*DATA EXTRACT*.
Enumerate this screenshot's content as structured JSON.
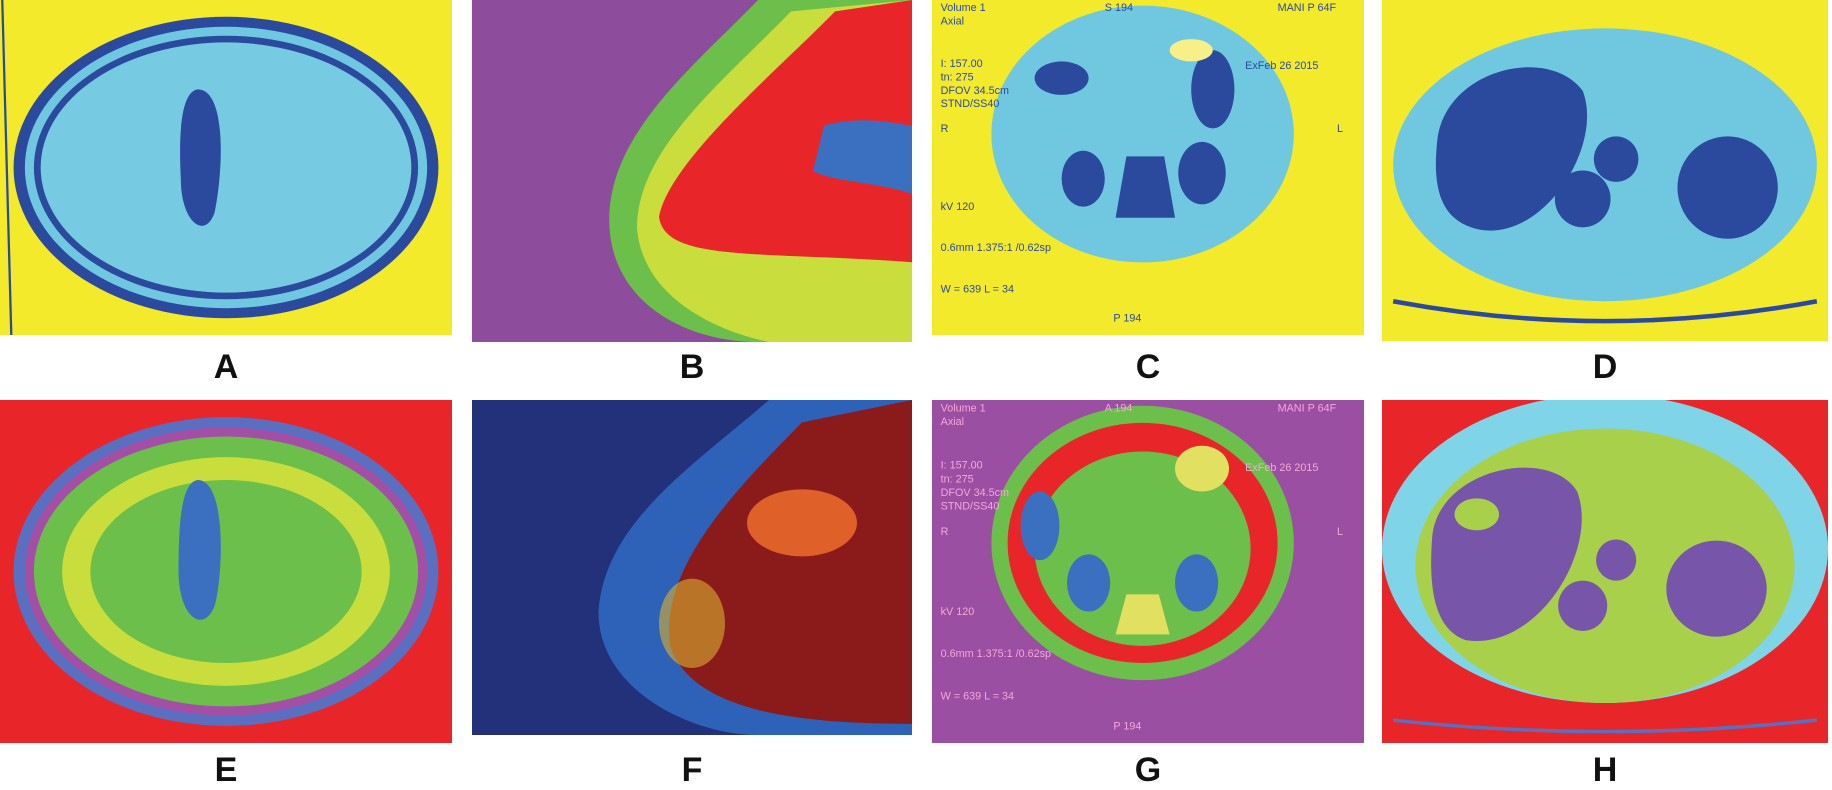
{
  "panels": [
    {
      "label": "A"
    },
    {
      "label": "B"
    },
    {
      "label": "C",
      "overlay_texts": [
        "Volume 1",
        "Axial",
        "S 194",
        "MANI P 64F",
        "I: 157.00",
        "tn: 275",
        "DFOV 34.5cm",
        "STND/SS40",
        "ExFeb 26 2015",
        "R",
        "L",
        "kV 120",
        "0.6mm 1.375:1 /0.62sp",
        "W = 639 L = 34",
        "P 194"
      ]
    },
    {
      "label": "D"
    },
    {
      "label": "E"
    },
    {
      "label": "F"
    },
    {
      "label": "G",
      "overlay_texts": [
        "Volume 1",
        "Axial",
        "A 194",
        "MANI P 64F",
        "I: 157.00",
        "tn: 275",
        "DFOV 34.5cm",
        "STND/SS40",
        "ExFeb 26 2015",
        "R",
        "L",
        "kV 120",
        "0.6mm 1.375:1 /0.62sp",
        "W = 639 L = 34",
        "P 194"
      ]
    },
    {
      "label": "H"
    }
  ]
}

---

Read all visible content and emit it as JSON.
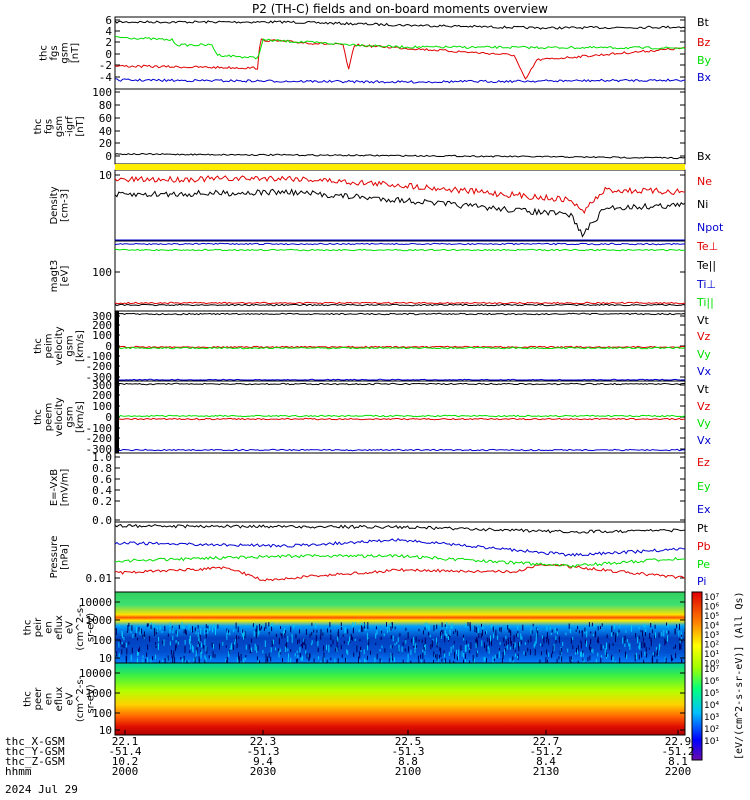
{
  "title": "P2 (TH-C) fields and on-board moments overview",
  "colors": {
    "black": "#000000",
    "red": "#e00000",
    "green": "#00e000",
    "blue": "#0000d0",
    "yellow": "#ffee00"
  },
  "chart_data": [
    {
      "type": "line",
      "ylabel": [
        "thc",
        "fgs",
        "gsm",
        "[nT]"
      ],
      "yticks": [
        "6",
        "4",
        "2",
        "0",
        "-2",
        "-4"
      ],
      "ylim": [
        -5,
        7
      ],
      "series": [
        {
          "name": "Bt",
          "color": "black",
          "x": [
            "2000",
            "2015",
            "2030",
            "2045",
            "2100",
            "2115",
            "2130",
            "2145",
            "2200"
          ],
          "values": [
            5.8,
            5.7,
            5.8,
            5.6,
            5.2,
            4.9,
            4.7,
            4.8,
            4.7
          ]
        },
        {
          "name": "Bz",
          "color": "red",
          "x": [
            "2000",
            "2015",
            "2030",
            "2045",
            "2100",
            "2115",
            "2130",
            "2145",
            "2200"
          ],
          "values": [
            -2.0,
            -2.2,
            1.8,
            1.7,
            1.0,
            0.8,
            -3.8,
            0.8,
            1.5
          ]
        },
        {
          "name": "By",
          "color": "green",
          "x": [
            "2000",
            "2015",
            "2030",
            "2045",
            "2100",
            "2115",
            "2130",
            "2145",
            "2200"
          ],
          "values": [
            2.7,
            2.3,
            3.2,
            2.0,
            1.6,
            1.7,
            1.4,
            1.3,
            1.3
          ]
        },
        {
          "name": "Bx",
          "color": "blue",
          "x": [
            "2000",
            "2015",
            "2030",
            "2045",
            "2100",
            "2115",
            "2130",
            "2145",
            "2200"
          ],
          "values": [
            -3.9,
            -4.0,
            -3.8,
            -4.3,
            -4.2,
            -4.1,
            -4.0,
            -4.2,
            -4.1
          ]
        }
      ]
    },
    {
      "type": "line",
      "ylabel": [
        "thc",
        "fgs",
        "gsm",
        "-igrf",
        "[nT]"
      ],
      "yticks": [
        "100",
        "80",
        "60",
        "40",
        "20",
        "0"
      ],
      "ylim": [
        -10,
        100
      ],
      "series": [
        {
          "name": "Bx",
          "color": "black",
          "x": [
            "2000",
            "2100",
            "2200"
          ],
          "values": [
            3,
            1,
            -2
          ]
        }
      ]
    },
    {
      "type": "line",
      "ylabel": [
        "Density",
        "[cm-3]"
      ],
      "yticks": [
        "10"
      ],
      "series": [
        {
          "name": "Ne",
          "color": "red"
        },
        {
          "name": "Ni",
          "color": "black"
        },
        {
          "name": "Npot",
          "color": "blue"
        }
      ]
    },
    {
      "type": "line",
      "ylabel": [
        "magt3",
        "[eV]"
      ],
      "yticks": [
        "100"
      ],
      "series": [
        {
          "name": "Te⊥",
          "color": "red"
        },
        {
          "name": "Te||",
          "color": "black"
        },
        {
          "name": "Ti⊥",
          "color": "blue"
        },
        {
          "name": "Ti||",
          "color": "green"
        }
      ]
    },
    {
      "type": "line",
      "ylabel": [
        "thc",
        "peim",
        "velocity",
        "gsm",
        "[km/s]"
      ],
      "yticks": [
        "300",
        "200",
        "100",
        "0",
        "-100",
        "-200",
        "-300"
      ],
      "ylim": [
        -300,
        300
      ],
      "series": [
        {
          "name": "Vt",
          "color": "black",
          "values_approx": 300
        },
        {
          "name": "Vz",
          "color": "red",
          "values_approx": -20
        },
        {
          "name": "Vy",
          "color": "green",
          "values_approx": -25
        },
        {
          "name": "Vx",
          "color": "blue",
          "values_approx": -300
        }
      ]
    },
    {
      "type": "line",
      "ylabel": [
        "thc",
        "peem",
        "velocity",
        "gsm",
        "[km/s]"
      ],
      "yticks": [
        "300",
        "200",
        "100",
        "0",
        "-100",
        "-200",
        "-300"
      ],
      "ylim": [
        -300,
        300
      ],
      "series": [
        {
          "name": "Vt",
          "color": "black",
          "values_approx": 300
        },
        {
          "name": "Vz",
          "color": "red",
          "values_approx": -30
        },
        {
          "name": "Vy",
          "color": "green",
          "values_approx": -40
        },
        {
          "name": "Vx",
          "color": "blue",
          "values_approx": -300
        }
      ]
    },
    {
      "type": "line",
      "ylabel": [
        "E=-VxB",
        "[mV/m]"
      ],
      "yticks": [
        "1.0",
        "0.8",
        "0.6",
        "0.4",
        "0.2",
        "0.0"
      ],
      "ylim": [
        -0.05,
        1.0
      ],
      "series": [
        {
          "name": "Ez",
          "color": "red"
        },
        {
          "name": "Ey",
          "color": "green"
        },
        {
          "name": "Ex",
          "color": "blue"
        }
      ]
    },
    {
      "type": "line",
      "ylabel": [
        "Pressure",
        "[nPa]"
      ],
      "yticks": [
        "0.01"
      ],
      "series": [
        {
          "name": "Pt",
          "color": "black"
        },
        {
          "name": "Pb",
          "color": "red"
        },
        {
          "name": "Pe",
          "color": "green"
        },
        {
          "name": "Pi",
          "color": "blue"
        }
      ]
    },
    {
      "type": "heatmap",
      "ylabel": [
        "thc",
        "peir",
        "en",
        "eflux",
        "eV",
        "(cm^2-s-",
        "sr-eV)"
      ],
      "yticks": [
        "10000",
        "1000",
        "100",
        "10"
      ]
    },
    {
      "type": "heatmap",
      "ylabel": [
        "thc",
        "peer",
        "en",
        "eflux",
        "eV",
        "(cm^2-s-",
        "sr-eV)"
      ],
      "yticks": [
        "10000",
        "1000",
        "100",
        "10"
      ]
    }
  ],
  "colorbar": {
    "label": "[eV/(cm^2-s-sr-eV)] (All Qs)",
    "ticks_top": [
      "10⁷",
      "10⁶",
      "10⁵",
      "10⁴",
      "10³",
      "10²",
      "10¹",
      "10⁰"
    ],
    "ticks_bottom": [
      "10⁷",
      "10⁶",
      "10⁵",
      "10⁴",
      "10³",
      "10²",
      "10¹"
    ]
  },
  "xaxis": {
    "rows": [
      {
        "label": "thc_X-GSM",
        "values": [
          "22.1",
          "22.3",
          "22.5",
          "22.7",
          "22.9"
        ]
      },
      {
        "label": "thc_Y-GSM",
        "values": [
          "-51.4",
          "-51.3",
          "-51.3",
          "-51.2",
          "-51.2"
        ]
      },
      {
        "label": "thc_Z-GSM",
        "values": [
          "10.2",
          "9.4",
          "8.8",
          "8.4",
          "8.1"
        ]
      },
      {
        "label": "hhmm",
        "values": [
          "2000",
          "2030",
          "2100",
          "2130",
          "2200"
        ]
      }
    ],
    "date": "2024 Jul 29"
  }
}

...

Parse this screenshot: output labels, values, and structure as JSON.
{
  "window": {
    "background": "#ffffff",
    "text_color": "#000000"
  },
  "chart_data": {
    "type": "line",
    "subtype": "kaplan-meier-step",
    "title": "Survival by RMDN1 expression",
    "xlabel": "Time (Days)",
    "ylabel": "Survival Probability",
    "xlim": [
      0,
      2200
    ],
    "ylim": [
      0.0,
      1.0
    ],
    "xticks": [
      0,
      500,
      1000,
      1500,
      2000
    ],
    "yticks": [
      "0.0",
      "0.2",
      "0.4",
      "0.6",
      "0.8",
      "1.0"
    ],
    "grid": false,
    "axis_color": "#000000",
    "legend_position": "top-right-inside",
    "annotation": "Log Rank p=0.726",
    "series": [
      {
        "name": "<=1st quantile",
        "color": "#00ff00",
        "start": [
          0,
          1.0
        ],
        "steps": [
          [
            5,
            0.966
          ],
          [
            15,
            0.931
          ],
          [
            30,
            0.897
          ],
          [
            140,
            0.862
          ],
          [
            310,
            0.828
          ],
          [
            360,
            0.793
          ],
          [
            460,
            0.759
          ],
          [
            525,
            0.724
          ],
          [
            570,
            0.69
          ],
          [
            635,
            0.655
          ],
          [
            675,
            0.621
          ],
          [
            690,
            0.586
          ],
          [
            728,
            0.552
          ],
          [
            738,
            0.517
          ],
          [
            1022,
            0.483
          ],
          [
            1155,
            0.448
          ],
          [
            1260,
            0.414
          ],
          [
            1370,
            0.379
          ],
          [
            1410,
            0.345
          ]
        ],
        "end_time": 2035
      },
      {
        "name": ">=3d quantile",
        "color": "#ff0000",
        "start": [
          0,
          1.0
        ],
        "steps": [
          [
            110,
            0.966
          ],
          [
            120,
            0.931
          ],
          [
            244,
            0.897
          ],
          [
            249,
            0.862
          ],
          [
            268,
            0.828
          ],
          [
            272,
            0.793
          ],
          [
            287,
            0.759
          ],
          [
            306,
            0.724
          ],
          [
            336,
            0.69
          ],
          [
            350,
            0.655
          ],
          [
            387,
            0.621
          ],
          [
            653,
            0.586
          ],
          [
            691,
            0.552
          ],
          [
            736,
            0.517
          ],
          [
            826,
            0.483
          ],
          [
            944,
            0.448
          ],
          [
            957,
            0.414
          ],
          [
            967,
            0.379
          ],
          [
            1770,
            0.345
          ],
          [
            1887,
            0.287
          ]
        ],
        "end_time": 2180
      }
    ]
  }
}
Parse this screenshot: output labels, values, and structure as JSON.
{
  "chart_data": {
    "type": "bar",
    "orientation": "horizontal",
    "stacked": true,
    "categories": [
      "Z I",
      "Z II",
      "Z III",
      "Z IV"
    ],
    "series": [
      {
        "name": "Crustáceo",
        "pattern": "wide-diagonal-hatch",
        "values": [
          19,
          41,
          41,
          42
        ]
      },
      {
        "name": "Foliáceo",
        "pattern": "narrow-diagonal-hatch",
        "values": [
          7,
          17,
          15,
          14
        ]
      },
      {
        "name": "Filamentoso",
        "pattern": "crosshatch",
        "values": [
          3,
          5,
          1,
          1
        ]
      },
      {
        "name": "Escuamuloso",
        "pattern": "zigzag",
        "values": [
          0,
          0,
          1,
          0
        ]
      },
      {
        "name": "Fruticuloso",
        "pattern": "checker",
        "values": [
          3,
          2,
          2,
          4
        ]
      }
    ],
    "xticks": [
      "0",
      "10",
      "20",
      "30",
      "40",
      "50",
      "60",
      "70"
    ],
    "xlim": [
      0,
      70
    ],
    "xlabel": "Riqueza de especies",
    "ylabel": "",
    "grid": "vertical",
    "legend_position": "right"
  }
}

*INSTRUCTIONS FOR THE TASK*.
Identify and copy lines that hold the string "diagonal".

*WORKED ANSWER*.
        "pattern": "wide-diagonal-hatch",
        "pattern": "narrow-diagonal-hatch",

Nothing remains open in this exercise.